_Problem description:_ Copy each line exactly. Drop every picture.

_Data for this exercise:_

* * * * * * *

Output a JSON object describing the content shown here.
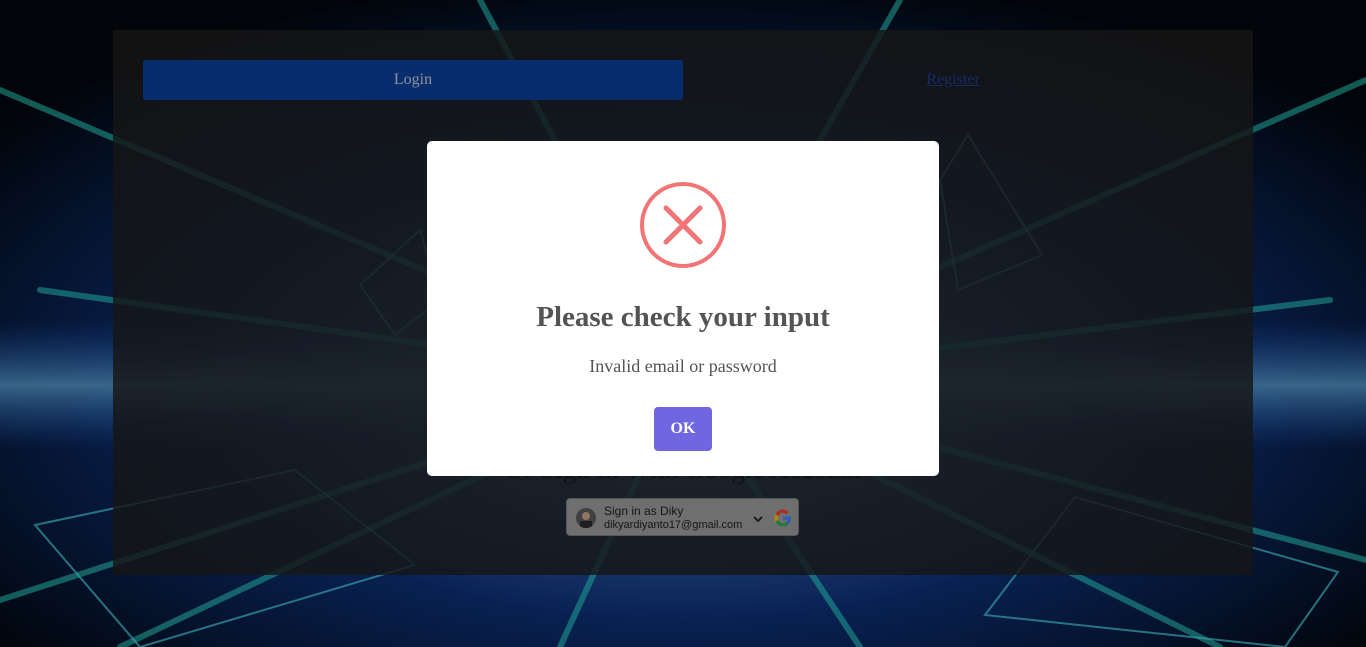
{
  "tabs": {
    "login_label": "Login",
    "register_label": "Register"
  },
  "google_signin": {
    "heading": "Or Sign In With Google Account",
    "account_name": "Sign in as Diky",
    "account_email": "dikyardiyanto17@gmail.com",
    "icons": [
      "avatar",
      "chevron-down-icon",
      "google-logo"
    ]
  },
  "alert": {
    "icon": "error-x-icon",
    "title": "Please check your input",
    "message": "Invalid email or password",
    "ok_label": "OK"
  },
  "colors": {
    "login_tab": "#0a3f9a",
    "register_link": "#1c3d88",
    "error_icon": "#f27474",
    "ok_button": "#7066e0",
    "modal_text": "#545454"
  }
}
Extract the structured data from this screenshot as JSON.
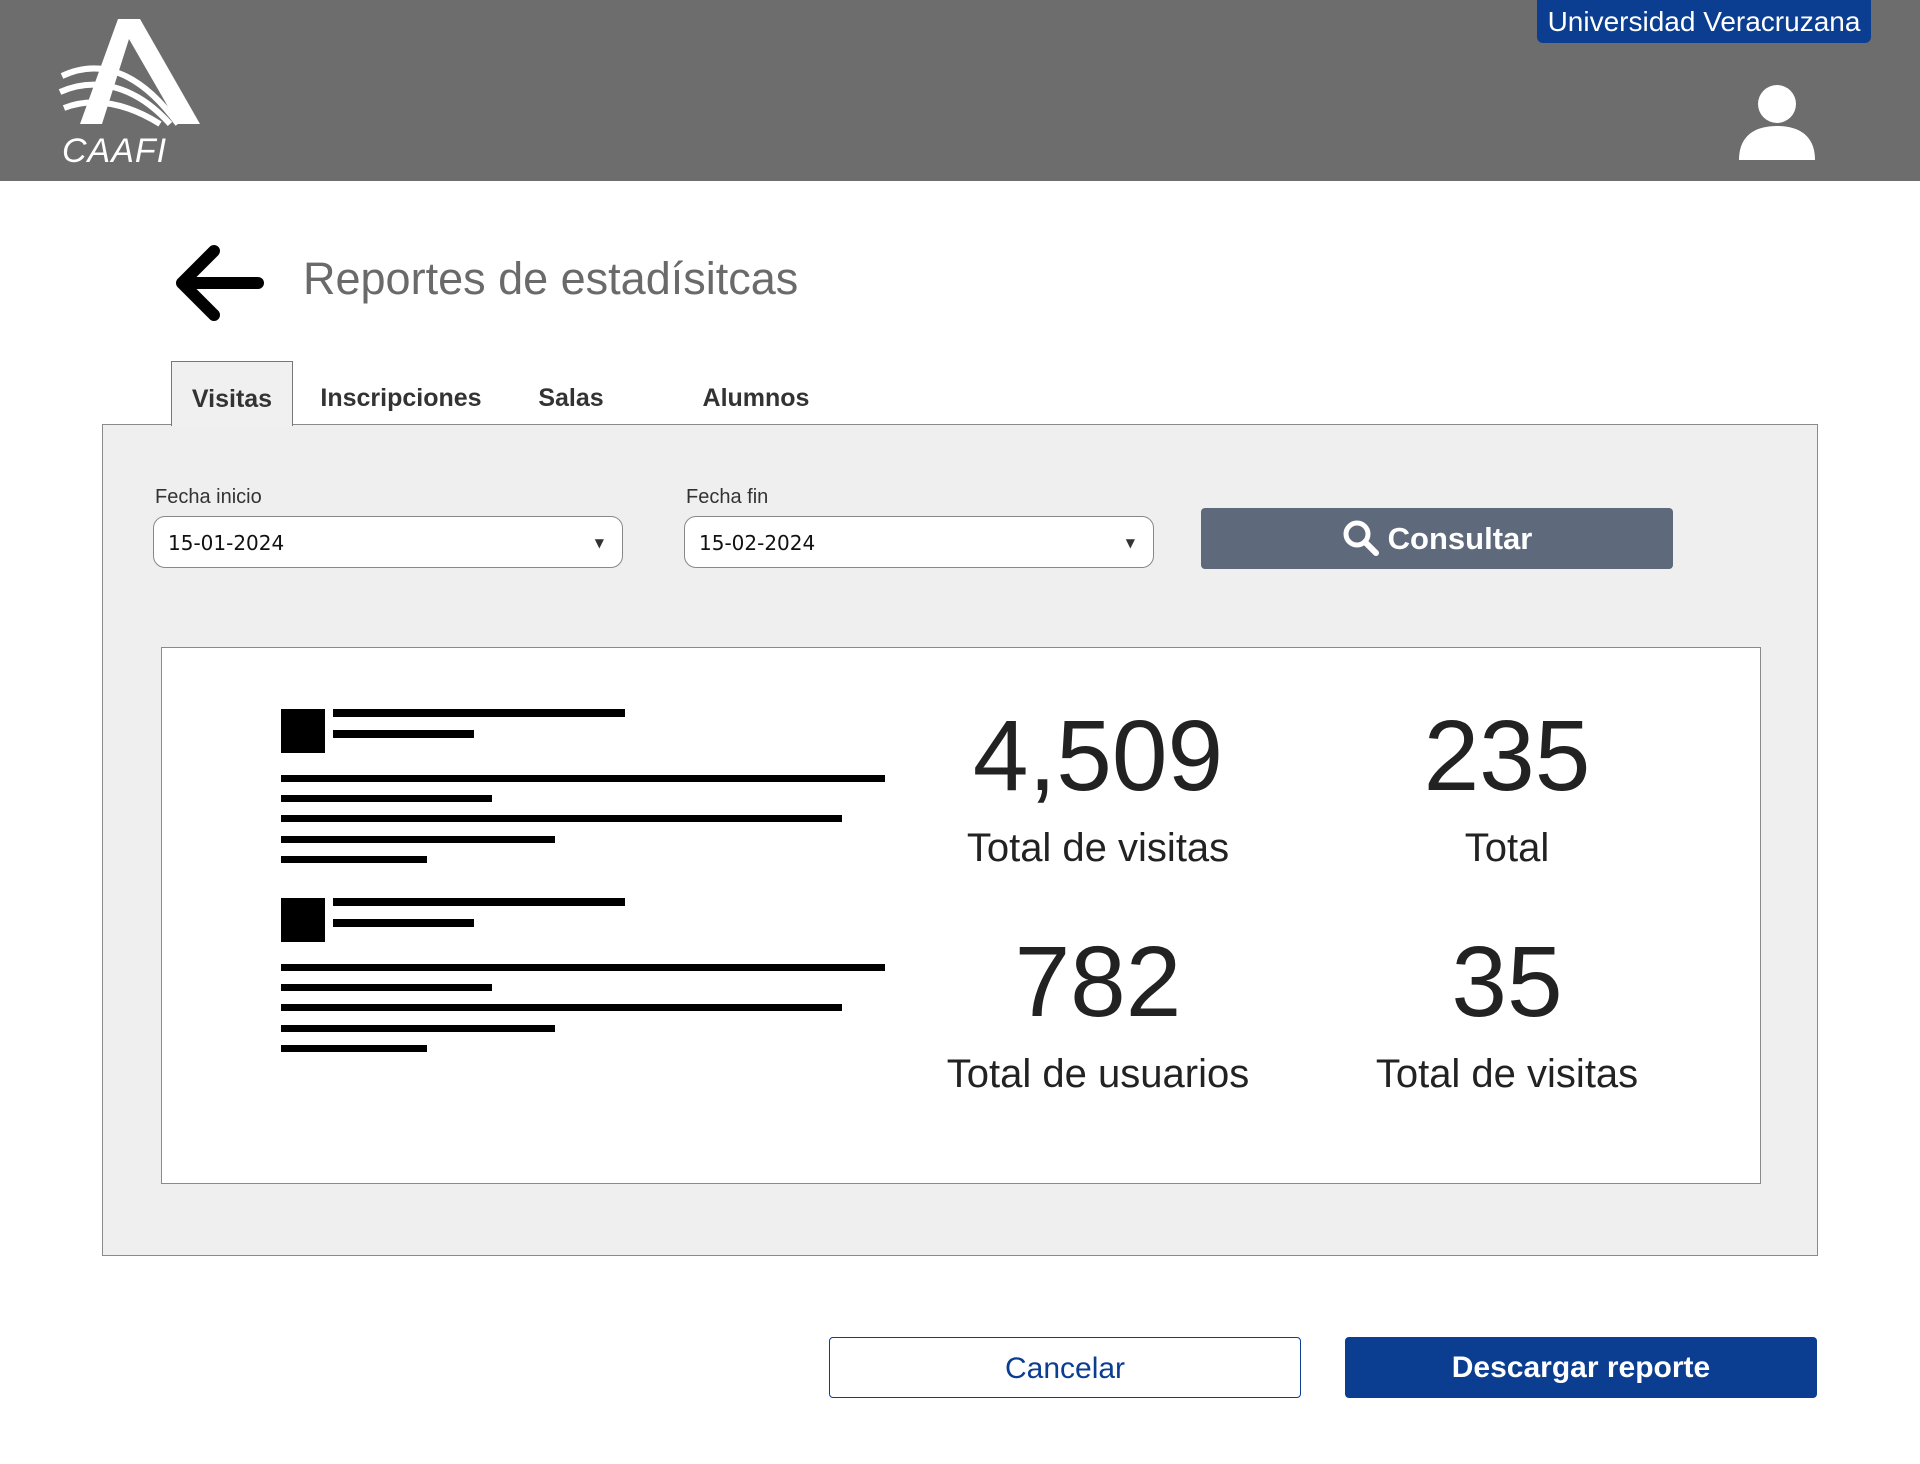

* * * * * * *

_Expected answer:_
Output a JSON object describing the content shown here.
{
  "tabs": {
    "login_label": "Login",
    "register_label": "Register"
  },
  "google_signin": {
    "heading": "Or Sign In With Google Account",
    "account_name": "Sign in as Diky",
    "account_email": "dikyardiyanto17@gmail.com",
    "icons": [
      "avatar",
      "chevron-down-icon",
      "google-logo"
    ]
  },
  "alert": {
    "icon": "error-x-icon",
    "title": "Please check your input",
    "message": "Invalid email or password",
    "ok_label": "OK"
  },
  "colors": {
    "login_tab": "#0a3f9a",
    "register_link": "#1c3d88",
    "error_icon": "#f27474",
    "ok_button": "#7066e0",
    "modal_text": "#545454"
  }
}
Extract the structured data from this screenshot as JSON.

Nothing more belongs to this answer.